(Figure record listings)
------

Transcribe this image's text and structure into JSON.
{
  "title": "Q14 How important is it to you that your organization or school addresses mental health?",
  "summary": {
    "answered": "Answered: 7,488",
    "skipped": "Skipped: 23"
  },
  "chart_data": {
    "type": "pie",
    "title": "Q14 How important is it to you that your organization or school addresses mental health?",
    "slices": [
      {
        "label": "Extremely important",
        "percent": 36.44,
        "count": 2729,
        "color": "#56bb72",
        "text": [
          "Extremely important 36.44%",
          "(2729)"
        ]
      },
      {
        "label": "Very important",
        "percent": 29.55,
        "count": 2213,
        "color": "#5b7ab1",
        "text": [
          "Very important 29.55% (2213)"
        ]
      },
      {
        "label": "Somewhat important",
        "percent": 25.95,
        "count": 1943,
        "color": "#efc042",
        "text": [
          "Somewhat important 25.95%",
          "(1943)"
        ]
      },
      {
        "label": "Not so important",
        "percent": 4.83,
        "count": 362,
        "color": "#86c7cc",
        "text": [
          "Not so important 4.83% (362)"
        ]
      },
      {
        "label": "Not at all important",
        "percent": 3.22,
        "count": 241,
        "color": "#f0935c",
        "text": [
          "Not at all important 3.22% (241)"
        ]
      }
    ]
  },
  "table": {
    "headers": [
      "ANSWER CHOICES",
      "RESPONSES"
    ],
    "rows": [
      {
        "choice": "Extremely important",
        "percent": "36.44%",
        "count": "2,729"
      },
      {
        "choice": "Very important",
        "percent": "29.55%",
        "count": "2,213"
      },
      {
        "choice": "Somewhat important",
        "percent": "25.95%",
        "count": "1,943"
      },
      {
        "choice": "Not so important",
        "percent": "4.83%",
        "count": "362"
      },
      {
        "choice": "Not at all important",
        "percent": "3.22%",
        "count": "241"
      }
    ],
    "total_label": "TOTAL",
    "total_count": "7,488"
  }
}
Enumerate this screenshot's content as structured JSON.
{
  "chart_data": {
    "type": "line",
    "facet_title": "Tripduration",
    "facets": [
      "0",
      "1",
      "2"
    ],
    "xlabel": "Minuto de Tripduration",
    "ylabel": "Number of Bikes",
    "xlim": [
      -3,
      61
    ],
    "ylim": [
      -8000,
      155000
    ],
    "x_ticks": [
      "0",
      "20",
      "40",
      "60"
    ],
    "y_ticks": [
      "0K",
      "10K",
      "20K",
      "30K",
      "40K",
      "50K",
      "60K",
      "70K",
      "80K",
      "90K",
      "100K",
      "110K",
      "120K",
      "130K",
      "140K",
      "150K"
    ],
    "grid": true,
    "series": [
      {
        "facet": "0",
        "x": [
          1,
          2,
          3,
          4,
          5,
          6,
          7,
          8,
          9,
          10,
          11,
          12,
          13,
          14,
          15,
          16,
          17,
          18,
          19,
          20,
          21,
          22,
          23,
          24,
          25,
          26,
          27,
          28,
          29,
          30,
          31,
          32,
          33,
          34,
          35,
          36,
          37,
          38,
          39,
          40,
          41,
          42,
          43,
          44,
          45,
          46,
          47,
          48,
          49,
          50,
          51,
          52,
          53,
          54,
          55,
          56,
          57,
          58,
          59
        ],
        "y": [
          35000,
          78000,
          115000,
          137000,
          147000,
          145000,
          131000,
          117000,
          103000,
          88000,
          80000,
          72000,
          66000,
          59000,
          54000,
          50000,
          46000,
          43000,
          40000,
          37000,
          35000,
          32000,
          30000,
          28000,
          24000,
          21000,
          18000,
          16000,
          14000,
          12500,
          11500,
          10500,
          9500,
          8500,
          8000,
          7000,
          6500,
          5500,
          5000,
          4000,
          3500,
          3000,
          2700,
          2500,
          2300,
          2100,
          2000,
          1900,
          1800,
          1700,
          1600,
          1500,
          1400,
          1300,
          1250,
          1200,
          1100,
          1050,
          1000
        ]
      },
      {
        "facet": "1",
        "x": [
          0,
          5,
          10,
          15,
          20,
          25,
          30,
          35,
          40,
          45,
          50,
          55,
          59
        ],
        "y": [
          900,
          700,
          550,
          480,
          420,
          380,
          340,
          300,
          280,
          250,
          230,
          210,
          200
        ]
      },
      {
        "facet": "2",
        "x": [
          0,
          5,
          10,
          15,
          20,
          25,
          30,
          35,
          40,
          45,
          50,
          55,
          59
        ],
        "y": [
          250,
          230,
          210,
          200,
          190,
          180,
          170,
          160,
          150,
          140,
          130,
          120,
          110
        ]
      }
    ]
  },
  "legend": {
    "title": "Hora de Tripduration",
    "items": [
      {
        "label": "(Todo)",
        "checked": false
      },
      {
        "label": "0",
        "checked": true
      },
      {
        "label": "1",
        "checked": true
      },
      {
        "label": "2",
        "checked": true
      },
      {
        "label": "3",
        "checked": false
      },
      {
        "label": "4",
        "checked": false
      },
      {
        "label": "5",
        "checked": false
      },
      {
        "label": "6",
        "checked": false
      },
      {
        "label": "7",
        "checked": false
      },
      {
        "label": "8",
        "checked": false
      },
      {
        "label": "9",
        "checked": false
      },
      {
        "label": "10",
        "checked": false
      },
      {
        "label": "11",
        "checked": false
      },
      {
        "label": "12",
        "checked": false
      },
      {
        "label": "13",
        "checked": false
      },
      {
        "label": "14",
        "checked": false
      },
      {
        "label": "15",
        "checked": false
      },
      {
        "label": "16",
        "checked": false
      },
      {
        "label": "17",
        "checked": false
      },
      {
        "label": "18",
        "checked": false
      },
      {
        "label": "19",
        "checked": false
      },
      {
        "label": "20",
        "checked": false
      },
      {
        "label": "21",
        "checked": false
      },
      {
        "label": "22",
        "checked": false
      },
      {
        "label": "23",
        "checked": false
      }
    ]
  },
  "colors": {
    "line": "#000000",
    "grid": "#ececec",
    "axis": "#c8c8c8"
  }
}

------

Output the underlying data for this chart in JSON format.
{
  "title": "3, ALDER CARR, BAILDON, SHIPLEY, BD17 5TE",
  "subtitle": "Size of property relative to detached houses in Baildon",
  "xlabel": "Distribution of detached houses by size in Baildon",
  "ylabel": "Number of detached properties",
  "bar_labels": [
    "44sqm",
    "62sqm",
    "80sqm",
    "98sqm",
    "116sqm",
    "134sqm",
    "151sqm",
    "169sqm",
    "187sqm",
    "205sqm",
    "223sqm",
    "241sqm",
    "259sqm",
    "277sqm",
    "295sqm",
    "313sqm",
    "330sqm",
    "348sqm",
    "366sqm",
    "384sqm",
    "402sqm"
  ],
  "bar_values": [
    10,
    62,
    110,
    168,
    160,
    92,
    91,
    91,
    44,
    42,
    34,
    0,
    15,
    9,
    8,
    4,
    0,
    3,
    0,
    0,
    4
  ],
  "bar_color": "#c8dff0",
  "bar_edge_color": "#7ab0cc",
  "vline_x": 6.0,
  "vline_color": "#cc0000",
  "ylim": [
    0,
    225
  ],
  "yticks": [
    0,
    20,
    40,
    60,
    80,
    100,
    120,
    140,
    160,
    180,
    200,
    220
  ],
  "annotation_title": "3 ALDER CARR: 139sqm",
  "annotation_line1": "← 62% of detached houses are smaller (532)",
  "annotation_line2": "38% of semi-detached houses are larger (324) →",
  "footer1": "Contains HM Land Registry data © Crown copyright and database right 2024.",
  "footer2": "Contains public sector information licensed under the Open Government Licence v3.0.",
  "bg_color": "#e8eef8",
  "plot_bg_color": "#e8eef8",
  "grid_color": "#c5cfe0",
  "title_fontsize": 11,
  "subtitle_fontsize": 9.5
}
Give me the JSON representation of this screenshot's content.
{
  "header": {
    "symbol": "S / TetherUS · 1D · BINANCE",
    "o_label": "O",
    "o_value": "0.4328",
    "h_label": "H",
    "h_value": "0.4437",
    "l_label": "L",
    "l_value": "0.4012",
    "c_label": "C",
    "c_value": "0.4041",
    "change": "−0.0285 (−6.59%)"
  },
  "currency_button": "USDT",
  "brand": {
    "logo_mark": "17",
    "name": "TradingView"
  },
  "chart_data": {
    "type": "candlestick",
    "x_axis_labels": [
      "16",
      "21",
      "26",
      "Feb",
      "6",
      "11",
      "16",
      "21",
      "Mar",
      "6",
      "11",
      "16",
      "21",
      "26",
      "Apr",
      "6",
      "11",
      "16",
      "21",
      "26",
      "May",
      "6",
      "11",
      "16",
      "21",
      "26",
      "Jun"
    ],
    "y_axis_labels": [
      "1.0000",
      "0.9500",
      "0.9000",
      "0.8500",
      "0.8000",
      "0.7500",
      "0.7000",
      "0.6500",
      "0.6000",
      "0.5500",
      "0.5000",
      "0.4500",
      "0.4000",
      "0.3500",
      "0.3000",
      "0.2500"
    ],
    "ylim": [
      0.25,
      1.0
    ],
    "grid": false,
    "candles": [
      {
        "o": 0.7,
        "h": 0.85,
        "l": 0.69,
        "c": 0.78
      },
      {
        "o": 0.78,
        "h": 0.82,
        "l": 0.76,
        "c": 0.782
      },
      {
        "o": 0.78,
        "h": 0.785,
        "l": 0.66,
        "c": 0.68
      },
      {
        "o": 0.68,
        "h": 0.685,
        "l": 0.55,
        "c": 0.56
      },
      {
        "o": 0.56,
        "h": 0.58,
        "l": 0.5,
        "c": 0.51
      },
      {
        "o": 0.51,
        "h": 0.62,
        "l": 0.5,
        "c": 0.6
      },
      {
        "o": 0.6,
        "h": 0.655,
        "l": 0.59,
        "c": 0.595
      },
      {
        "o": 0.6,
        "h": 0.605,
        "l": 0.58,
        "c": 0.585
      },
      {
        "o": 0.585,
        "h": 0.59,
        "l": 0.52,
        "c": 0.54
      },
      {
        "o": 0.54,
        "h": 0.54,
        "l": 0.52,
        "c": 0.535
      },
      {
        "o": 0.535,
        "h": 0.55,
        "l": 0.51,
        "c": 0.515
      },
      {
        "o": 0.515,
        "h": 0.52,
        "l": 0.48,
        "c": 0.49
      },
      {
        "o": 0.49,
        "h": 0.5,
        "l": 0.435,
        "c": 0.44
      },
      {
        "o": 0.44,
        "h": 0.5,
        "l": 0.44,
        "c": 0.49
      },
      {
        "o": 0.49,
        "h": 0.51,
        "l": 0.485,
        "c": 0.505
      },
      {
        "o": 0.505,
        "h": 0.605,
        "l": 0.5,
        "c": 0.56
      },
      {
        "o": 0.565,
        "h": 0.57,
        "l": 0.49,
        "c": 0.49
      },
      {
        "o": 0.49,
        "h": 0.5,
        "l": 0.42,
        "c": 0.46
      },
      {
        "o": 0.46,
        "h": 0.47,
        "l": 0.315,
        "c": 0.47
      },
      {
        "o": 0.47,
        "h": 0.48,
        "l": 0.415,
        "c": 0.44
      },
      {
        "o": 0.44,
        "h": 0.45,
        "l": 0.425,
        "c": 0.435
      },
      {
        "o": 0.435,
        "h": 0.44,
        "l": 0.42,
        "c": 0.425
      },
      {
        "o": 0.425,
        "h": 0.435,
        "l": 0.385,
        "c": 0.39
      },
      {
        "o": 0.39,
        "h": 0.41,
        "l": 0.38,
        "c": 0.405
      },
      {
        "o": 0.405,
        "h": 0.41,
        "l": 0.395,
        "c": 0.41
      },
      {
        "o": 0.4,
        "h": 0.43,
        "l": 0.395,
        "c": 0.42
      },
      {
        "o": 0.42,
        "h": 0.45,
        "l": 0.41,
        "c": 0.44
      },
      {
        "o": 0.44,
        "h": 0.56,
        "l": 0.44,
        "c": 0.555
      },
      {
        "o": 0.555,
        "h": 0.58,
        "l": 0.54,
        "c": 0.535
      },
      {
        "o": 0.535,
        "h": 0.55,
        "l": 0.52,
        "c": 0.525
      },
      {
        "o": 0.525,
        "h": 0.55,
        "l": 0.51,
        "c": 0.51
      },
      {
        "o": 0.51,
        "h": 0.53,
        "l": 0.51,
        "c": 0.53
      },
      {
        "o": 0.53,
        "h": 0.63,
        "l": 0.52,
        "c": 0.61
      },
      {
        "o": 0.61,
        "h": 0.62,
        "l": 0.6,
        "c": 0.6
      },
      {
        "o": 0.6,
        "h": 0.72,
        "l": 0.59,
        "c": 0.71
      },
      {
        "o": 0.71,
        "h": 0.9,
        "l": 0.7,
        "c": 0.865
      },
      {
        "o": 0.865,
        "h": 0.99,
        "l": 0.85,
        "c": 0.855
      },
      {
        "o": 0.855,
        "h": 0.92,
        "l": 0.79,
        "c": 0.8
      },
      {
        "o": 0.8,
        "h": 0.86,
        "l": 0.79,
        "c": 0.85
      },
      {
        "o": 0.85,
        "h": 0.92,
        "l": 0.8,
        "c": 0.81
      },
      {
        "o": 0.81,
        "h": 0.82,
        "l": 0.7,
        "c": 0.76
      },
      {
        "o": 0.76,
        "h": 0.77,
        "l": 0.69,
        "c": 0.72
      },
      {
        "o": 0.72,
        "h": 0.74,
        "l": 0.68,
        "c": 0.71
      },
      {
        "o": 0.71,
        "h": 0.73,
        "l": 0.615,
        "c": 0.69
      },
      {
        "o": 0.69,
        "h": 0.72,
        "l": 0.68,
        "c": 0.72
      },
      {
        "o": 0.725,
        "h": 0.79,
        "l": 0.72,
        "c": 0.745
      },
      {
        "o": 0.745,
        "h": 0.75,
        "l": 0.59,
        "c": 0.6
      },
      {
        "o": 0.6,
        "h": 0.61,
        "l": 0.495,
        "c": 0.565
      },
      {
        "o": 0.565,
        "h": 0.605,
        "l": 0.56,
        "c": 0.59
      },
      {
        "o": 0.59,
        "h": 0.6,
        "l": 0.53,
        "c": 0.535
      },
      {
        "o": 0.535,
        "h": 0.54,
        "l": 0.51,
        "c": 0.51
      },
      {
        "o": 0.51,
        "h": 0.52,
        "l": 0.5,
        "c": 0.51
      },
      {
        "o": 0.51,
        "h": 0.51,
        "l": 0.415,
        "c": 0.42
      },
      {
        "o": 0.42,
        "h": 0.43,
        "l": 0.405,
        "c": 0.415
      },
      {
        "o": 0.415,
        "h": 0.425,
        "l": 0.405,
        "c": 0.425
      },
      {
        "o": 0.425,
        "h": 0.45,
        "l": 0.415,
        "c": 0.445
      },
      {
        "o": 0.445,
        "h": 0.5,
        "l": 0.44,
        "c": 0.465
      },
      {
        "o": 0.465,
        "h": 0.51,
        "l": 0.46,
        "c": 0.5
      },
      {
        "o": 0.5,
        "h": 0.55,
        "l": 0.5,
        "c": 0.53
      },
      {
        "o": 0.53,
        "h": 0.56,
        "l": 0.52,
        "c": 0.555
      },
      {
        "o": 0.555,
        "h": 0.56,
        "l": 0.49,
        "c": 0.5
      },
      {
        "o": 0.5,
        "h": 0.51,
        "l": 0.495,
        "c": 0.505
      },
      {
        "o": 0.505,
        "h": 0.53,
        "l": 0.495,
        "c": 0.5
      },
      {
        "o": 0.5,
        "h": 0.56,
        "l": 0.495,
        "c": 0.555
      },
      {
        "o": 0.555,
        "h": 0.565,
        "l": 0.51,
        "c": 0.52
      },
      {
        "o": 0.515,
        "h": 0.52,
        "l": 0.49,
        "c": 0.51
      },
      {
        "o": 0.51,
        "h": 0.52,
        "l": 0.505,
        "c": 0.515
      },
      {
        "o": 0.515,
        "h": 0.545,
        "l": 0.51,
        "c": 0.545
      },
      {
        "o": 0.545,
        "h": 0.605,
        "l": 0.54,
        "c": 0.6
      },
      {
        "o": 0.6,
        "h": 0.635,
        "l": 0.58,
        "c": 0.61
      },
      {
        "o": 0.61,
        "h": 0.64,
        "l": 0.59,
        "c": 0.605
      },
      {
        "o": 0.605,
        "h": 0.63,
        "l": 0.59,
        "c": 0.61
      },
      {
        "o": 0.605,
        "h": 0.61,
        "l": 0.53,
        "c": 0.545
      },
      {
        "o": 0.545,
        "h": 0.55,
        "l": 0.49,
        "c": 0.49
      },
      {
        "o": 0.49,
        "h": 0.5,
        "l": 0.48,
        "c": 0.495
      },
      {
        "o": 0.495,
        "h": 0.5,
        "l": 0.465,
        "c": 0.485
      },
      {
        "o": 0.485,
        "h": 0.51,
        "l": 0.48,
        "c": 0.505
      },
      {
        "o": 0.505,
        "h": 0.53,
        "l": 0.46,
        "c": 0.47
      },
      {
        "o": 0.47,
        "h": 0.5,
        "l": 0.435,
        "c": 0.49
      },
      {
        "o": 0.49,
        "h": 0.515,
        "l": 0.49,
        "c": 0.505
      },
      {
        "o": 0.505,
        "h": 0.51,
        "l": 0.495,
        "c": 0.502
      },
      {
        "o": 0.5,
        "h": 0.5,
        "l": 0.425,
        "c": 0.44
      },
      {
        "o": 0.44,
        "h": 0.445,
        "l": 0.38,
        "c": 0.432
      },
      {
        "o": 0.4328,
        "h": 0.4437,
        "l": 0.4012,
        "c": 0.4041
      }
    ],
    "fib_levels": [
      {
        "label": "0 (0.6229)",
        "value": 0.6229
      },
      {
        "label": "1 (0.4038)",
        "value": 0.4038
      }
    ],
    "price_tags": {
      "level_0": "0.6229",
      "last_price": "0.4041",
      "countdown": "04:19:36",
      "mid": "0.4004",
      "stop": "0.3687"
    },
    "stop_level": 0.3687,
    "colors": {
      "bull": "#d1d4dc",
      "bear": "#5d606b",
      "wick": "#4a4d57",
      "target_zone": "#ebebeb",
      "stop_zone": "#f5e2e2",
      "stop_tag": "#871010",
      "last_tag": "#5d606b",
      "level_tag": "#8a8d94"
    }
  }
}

------

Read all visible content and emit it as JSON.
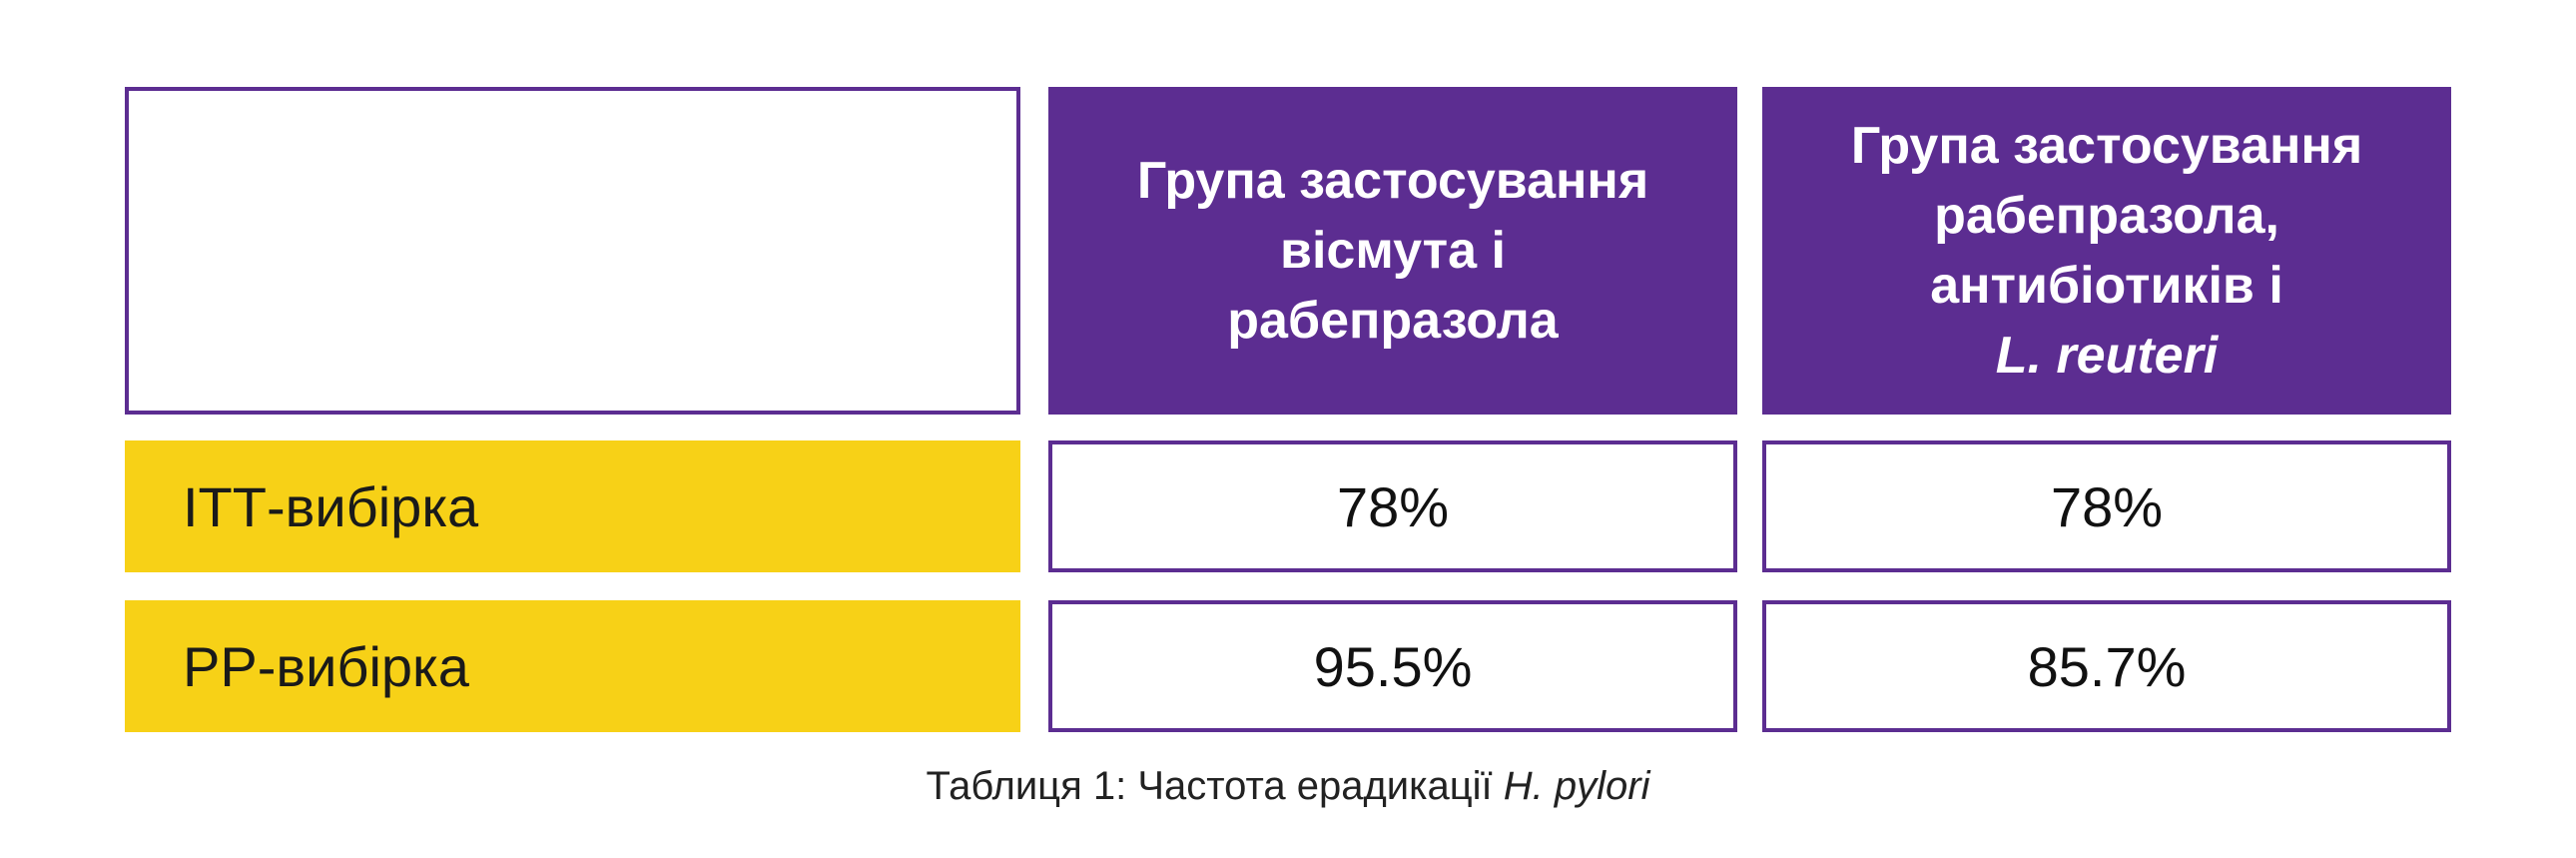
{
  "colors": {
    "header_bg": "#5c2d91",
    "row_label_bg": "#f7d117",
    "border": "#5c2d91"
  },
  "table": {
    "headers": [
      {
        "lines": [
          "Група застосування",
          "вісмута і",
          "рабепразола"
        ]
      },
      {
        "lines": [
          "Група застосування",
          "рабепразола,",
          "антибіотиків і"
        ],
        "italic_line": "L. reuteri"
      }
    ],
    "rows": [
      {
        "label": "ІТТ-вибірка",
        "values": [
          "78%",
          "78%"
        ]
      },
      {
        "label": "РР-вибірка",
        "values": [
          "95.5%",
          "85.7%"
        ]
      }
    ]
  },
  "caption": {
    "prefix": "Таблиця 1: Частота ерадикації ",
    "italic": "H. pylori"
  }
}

------

List the lines of the material in which the word "that" occurs.

Solution for this exercise:
  "title": "Q14 How important is it to you that your organization or school addresses mental health?",
    "title": "Q14 How important is it to you that your organization or school addresses mental health?",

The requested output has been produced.